### Your task:
Repeat the lines that follow, leaving nothing out.

Extracted records start

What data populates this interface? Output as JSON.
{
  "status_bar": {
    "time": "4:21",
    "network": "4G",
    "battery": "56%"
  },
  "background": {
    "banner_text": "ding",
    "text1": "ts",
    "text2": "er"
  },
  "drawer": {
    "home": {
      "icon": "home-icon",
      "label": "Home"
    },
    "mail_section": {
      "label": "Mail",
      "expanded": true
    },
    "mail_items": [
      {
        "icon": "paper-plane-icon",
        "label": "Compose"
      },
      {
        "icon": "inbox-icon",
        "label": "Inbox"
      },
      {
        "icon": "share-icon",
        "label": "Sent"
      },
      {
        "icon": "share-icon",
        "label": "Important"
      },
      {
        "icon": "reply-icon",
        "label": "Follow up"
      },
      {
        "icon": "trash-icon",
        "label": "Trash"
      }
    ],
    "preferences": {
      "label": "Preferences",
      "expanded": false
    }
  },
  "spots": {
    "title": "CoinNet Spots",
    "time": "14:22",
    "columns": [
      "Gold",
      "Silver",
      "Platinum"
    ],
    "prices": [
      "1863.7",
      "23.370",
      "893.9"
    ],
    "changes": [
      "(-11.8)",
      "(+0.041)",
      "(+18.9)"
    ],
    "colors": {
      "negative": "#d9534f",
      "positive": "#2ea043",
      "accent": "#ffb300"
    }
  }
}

Extracted records end

### The answer:
What data populates this interface? Output as JSON.
{
  "status_bar": {
    "time": "4:21",
    "network": "4G",
    "battery": "56%"
  },
  "background": {
    "banner_text": "ding",
    "text1": "ts",
    "text2": "er"
  },
  "drawer": {
    "home": {
      "icon": "home-icon",
      "label": "Home"
    },
    "mail_section": {
      "label": "Mail",
      "expanded": true
    },
    "mail_items": [
      {
        "icon": "paper-plane-icon",
        "label": "Compose"
      },
      {
        "icon": "inbox-icon",
        "label": "Inbox"
      },
      {
        "icon": "share-icon",
        "label": "Sent"
      },
      {
        "icon": "share-icon",
        "label": "Important"
      },
      {
        "icon": "reply-icon",
        "label": "Follow up"
      },
      {
        "icon": "trash-icon",
        "label": "Trash"
      }
    ],
    "preferences": {
      "label": "Preferences",
      "expanded": false
    }
  },
  "spots": {
    "title": "CoinNet Spots",
    "time": "14:22",
    "columns": [
      "Gold",
      "Silver",
      "Platinum"
    ],
    "prices": [
      "1863.7",
      "23.370",
      "893.9"
    ],
    "changes": [
      "(-11.8)",
      "(+0.041)",
      "(+18.9)"
    ],
    "colors": {
      "negative": "#d9534f",
      "positive": "#2ea043",
      "accent": "#ffb300"
    }
  }
}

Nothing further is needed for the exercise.